Si no de
la historia grande, al menos de
la infamia chica y de la neurastenia gruesa, el señor Kirchner acaba de
escribir una nueva página. No con cualquier tinta, más bien con la de
la ridiculez y el oprobio, que le son connaturales a su talante. Quien
gusta identificarse con los pajarracos bobalicones de nuestra Patagonia,
creyendo que la inclusión en tal escala zoológica lo beneficia, no
puede trepidar en la consumación de animalescos actos. Que esos son
casi todos los de aquellos que él llama su gobierno y los argentinos de bien la tiranía.
La nueva página
aludida tiene como epicentro la lucha de las Fuerzas Armadas contra el
terrorismo. Ocurre que la runfla montoneril y erpiana alzada con el
poder no cesa un instante de reivindicar sus pasados homicidios, ni de
ensalzar su cruenta lucha revolucionaria, ni de prodigar elogios a sus
criminales protagonistas, ni de exaltar al cruel guerrillerismo, ni de
elevar al procerato a los capitanejos marxistas.
Ocurre asimismo
que
para imponer despóticamente esta cosmovisión ficticia de los sucesos se
falsifica burdamente la historia, se tuercen los significados, se
silencian las verdades esenciales y se acallan las voces de legítima
protesta. Ocurre al fin -por ponerle un límite estético a la lista de
perversiones- que a modo de sórdidos emblemas ideológicos exhiben los
politizados pingüinos a madres y
abuelas de terroristas, impúdicamente subsidiadas y con derecho público
a las más procaces apologías del delito, sin que tal manifiesto pollerudismo inquiete las
restricciones hormonales de alguno de los oficialistas Fernández. Todo esto ocurre, por
decir lo mínimo. Pero si un haz de soldados fieles viste sus uniformes,
recuerda a sus camaradas caídos en la guerra justa contra el comunismo
internacional y rinde tributo público a sus olvidadas memorias y
destratadas gestas, cae sobre ellos la cárcel, el castigo y la
ignominia. Súbitamente, el poder del Estado Terrorista se pone al
servicio de la persecución y del vejamen de los testigos de la verdad,
con una rudeza que no prodiga a los facciosos delincuentes callejeros
que sabe incorporar a sus cuadros partidarios. Peor cobardía no puede
exhibir Néstor Kirchner.
Fue tanto el pavor como la gallinería
inherente a
su desquiciada personalidad, lo que impulsó su vociferación del Día del
Ejército, para decirles a esos cuadros ajenos a la épica que no les
tenía miedo, que no quería militares que asesinaran a sus propios
hermanos, sino más bien las tropas de San Martín y de Belgrano. Si “el miedo descubre a las almas innobles”, según
el verso virgiliano de la Eneida,
téngase aquí una contundente prueba.

■ Fragmento de datos ■
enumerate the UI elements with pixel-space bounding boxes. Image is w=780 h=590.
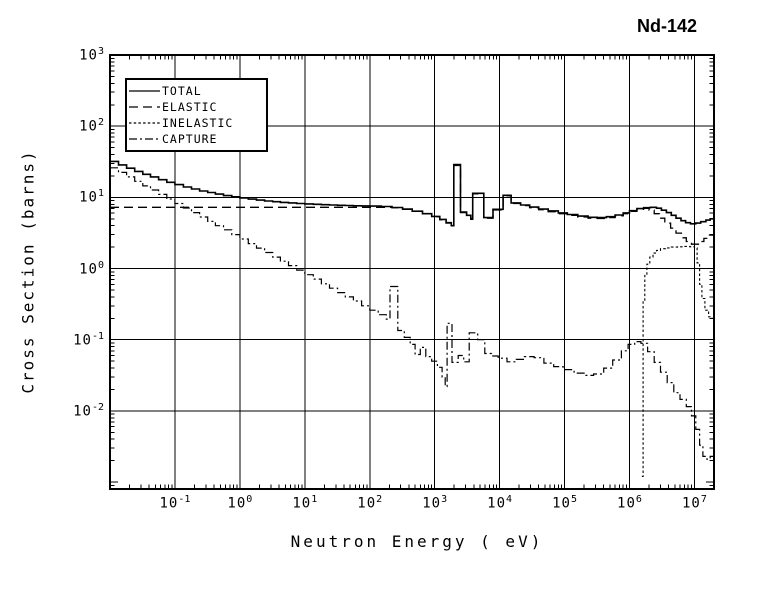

■ Consigna ■
Traduce al inglés la siguiente oración del texto proporcionado: «La nueva página aludida tiene como epicentro la lucha de las Fuerzas Armadas contra el terrorismo.» Los datos no guardan relación con el texto proporcionado.

■ Respuesta ■
The new page referred to has as its epicenter the Armed Forces' fight against terrorism.